Extracted data entries
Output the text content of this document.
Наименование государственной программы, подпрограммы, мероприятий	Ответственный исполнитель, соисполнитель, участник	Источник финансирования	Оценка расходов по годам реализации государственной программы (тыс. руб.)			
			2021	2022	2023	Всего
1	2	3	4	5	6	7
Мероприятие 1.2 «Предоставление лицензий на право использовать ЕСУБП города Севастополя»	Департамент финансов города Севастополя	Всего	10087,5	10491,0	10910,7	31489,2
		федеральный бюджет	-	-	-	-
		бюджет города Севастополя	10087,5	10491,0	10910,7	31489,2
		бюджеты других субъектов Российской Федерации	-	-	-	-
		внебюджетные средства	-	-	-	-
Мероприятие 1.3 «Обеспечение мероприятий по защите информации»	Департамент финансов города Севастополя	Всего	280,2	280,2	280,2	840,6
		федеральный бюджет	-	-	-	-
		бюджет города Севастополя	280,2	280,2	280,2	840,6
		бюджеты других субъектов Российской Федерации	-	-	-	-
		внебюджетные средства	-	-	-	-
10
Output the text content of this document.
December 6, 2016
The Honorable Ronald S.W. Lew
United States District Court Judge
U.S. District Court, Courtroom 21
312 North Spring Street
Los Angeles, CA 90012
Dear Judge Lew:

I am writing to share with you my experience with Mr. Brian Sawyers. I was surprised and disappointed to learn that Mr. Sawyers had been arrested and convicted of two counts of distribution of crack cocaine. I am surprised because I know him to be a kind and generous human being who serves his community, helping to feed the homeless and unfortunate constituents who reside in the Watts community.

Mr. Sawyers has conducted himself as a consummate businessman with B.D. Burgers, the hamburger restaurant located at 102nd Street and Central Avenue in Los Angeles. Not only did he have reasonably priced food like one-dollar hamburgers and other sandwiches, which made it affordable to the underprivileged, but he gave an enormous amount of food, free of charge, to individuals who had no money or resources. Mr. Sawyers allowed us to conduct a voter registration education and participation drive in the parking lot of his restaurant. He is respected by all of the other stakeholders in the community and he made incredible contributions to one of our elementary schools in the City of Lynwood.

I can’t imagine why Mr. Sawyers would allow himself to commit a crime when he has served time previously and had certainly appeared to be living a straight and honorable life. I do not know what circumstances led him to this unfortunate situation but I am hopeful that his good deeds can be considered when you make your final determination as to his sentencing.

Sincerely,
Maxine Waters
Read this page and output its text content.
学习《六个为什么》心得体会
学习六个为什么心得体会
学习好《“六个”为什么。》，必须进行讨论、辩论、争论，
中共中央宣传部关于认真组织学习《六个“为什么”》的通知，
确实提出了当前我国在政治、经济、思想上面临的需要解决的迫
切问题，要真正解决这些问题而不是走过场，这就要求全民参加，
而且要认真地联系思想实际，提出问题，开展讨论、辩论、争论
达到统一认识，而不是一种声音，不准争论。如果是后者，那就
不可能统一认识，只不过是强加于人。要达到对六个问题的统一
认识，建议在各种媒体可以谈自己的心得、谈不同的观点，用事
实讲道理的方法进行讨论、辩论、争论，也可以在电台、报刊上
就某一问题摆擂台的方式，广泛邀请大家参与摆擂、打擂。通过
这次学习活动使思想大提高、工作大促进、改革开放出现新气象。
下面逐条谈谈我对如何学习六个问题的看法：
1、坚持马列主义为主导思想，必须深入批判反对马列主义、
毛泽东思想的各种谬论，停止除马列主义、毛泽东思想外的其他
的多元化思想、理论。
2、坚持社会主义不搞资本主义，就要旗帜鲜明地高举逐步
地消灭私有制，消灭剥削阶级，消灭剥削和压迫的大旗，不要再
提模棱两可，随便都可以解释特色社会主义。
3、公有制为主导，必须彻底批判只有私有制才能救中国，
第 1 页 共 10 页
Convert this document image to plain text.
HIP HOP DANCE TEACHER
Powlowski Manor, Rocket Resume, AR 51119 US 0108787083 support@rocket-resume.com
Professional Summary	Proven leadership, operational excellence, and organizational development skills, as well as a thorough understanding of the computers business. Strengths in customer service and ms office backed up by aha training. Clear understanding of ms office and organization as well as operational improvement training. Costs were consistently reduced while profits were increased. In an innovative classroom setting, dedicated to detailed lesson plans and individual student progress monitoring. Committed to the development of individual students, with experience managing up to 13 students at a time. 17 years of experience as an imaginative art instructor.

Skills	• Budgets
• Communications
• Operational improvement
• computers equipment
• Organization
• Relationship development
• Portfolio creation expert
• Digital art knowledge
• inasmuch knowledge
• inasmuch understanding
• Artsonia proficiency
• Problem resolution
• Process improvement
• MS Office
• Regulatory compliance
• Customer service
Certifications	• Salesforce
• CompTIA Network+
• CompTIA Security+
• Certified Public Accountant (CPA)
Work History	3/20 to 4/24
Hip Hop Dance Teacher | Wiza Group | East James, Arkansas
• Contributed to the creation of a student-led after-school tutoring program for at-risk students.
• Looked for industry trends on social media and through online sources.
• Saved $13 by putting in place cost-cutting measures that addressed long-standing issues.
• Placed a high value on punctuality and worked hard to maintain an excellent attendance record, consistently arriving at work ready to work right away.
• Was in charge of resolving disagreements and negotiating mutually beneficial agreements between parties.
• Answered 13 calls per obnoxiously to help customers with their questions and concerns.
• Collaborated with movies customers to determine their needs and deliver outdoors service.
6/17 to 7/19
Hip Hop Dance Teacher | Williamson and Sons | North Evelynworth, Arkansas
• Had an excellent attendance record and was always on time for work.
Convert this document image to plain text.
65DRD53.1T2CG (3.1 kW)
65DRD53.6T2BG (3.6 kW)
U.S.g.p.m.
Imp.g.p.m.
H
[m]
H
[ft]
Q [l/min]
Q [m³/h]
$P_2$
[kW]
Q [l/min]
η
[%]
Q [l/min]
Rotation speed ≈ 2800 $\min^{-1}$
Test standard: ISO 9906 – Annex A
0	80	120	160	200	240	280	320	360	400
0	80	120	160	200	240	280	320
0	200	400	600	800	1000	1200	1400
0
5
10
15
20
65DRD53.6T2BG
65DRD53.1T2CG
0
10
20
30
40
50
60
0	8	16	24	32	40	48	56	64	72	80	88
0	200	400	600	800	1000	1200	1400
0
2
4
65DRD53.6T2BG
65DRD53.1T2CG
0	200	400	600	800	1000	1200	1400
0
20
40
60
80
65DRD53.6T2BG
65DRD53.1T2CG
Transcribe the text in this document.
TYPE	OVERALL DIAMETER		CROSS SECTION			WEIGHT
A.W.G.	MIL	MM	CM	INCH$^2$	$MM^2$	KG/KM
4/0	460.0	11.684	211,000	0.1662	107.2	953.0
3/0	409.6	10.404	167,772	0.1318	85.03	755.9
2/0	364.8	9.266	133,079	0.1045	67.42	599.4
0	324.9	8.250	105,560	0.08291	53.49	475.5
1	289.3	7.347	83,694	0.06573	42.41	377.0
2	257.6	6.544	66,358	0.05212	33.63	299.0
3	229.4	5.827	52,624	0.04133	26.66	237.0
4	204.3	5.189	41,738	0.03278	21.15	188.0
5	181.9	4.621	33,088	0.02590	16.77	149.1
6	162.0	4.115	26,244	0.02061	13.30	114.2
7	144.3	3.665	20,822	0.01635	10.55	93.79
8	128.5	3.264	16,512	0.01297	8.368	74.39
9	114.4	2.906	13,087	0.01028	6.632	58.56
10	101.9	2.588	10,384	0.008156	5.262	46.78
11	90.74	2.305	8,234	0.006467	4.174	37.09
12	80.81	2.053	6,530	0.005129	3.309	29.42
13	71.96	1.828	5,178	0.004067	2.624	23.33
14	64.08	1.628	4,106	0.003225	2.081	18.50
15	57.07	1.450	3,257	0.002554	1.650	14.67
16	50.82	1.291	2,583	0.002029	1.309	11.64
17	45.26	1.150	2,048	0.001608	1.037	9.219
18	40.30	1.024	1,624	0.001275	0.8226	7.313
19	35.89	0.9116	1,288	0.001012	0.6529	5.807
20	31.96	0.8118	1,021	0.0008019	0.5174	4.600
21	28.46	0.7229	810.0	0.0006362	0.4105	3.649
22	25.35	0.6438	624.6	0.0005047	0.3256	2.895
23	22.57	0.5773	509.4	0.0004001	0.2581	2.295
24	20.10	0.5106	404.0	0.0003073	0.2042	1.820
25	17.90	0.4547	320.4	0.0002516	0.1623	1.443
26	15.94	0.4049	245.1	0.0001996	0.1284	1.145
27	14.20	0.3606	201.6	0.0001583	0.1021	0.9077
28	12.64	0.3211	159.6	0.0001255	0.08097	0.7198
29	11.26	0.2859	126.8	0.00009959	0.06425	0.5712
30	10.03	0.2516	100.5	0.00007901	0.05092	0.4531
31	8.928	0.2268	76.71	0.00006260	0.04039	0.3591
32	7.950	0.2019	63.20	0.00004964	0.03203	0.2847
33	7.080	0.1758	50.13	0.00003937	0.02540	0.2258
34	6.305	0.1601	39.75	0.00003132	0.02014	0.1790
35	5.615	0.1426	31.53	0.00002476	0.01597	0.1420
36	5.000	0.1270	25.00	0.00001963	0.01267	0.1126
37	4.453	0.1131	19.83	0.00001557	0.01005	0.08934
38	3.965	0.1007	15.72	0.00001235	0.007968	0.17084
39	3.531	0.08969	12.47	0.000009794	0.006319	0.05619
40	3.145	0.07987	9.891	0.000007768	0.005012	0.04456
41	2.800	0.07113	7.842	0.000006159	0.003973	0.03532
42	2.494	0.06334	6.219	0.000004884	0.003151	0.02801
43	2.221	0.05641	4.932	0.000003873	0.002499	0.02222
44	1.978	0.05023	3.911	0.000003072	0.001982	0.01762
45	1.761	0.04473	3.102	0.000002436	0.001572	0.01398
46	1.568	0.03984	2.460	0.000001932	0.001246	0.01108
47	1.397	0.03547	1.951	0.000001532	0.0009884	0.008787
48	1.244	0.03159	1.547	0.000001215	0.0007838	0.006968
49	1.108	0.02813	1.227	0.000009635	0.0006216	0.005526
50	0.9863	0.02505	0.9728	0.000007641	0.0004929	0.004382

Task description
Read through the entries and copy each line in which "creation" appears.

Reply
• Portfolio creation expert
• Contributed to the creation of a student-led after-school tutoring program for at-risk students.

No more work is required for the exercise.